Input material:
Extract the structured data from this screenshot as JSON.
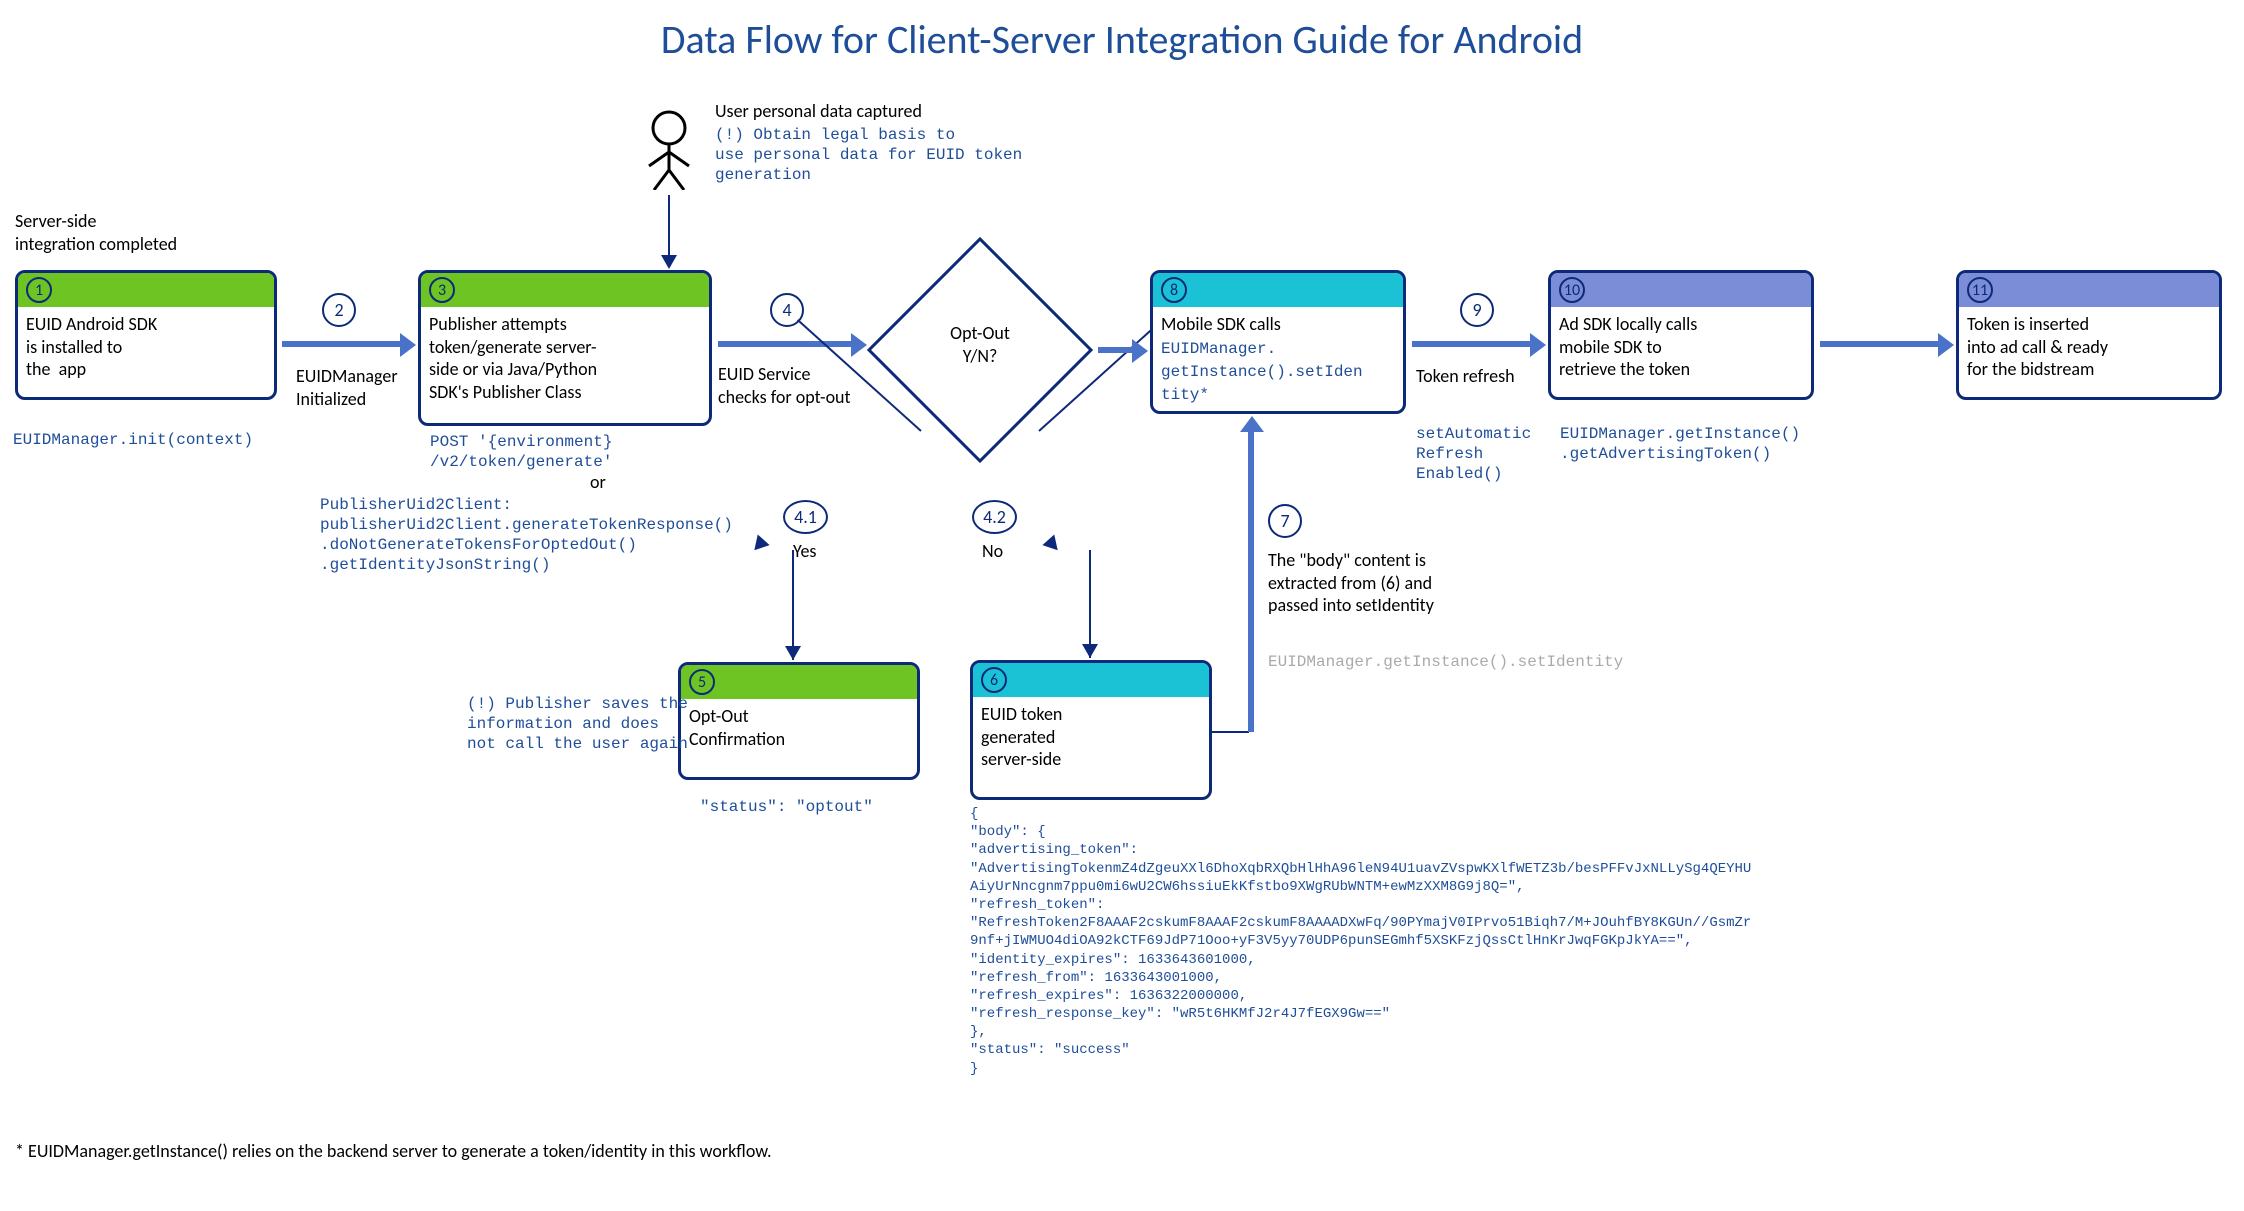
{
  "title": "Data Flow for Client-Server Integration Guide for Android",
  "labels": {
    "server_side": "Server-side\nintegration completed",
    "user_data": "User personal data captured",
    "user_data_note": "(!) Obtain legal basis to\nuse personal data for EUID token\ngeneration",
    "step2": "EUIDManager\nInitialized",
    "step4": "EUID Service\nchecks for opt-out",
    "step7": "The \"body\" content is\nextracted from (6) and\npassed into setIdentity",
    "step9": "Token refresh",
    "step41": "Yes",
    "step42": "No"
  },
  "steps": {
    "s1": "1",
    "s2": "2",
    "s3": "3",
    "s4": "4",
    "s41": "4.1",
    "s42": "4.2",
    "s5": "5",
    "s6": "6",
    "s7": "7",
    "s8": "8",
    "s9": "9",
    "s10": "10",
    "s11": "11"
  },
  "nodes": {
    "n1": "EUID Android SDK\nis installed to\nthe  app",
    "n3": "Publisher attempts\ntoken/generate server-\nside or via Java/Python\nSDK's Publisher Class",
    "n5": "Opt-Out\nConfirmation",
    "n6": "EUID token\ngenerated\nserver-side",
    "n8": "Mobile SDK calls",
    "n10": "Ad SDK locally calls\nmobile SDK to\nretrieve the token",
    "n11": "Token is inserted\ninto ad call & ready\nfor the bidstream"
  },
  "diamond": "Opt-Out\nY/N?",
  "codes": {
    "c2": "EUIDManager.init(context)",
    "c3a": "POST '{environment}\n/v2/token/generate'",
    "c3or": "or",
    "c3b": "PublisherUid2Client:\npublisherUid2Client.generateTokenResponse()\n.doNotGenerateTokensForOptedOut()\n.getIdentityJsonString()",
    "c5note": "(!) Publisher saves the\ninformation and does\nnot call the user again",
    "c5": "\"status\": \"optout\"",
    "c7": "EUIDManager.getInstance().setIdentity",
    "c8": "EUIDManager.\ngetInstance().setIden\ntity*",
    "c9": "setAutomatic\nRefresh\nEnabled()",
    "c10": "EUIDManager.getInstance()\n.getAdvertisingToken()"
  },
  "json_dump": "{\n\"body\": {\n\"advertising_token\":\n\"AdvertisingTokenmZ4dZgeuXXl6DhoXqbRXQbHlHhA96leN94U1uavZVspwKXlfWETZ3b/besPFFvJxNLLySg4QEYHU\nAiyUrNncgnm7ppu0mi6wU2CW6hssiuEkKfstbo9XWgRUbWNTM+ewMzXXM8G9j8Q=\",\n\"refresh_token\":\n\"RefreshToken2F8AAAF2cskumF8AAAF2cskumF8AAAADXwFq/90PYmajV0IPrvo51Biqh7/M+JOuhfBY8KGUn//GsmZr\n9nf+jIWMUO4diOA92kCTF69JdP71Ooo+yF3V5yy70UDP6punSEGmhf5XSKFzjQssCtlHnKrJwqFGKpJkYA==\",\n\"identity_expires\": 1633643601000,\n\"refresh_from\": 1633643001000,\n\"refresh_expires\": 1636322000000,\n\"refresh_response_key\": \"wR5t6HKMfJ2r4J7fEGX9Gw==\"\n},\n\"status\": \"success\"\n}",
  "footnote": "* EUIDManager.getInstance() relies on the backend server to generate a token/identity in this workflow."
}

Exercise:
Output a single number: how many lines contain the word "setIdentity".

Response:
2